[EXERCISE DATA]
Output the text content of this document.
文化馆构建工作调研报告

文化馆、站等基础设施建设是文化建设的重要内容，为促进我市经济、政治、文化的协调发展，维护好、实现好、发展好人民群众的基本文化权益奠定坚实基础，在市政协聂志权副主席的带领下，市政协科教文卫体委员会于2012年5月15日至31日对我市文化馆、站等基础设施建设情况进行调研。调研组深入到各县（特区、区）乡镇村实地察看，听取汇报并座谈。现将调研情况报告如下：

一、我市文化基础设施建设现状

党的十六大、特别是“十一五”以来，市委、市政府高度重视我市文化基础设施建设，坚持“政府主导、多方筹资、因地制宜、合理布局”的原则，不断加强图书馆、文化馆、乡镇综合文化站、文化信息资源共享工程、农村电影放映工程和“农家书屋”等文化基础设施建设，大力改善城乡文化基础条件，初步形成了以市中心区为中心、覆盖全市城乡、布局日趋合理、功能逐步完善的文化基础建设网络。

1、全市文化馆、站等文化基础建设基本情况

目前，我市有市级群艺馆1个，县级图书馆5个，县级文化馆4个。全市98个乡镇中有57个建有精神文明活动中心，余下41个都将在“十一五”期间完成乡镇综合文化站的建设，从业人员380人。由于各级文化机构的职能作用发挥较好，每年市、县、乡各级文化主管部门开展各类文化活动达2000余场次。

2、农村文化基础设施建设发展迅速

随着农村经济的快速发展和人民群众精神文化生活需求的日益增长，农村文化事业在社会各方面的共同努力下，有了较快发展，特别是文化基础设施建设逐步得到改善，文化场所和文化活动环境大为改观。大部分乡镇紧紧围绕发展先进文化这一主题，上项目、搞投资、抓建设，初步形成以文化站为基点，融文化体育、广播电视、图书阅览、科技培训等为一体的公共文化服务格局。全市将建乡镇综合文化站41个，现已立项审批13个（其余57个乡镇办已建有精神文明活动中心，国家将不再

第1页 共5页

[TASK] Go through the records above and retype each one exactly.

[TASK RESULT]
Output the text content of this document.
文化馆构建工作调研报告

文化馆、站等基础设施建设是文化建设的重要内容，为促进我市经济、政治、文化的协调发展，维护好、实现好、发展好人民群众的基本文化权益奠定坚实基础，在市政协聂志权副主席的带领下，市政协科教文卫体委员会于2012年5月15日至31日对我市文化馆、站等基础设施建设情况进行调研。调研组深入到各县（特区、区）乡镇村实地察看，听取汇报并座谈。现将调研情况报告如下：

一、我市文化基础设施建设现状

党的十六大、特别是“十一五”以来，市委、市政府高度重视我市文化基础设施建设，坚持“政府主导、多方筹资、因地制宜、合理布局”的原则，不断加强图书馆、文化馆、乡镇综合文化站、文化信息资源共享工程、农村电影放映工程和“农家书屋”等文化基础设施建设，大力改善城乡文化基础条件，初步形成了以市中心区为中心、覆盖全市城乡、布局日趋合理、功能逐步完善的文化基础建设网络。

1、全市文化馆、站等文化基础建设基本情况

目前，我市有市级群艺馆1个，县级图书馆5个，县级文化馆4个。全市98个乡镇中有57个建有精神文明活动中心，余下41个都将在“十一五”期间完成乡镇综合文化站的建设，从业人员380人。由于各级文化机构的职能作用发挥较好，每年市、县、乡各级文化主管部门开展各类文化活动达2000余场次。

2、农村文化基础设施建设发展迅速

随着农村经济的快速发展和人民群众精神文化生活需求的日益增长，农村文化事业在社会各方面的共同努力下，有了较快发展，特别是文化基础设施建设逐步得到改善，文化场所和文化活动环境大为改观。大部分乡镇紧紧围绕发展先进文化这一主题，上项目、搞投资、抓建设，初步形成以文化站为基点，融文化体育、广播电视、图书阅览、科技培训等为一体的公共文化服务格局。全市将建乡镇综合文化站41个，现已立项审批13个（其余57个乡镇办已建有精神文明活动中心，国家将不再

第1页 共5页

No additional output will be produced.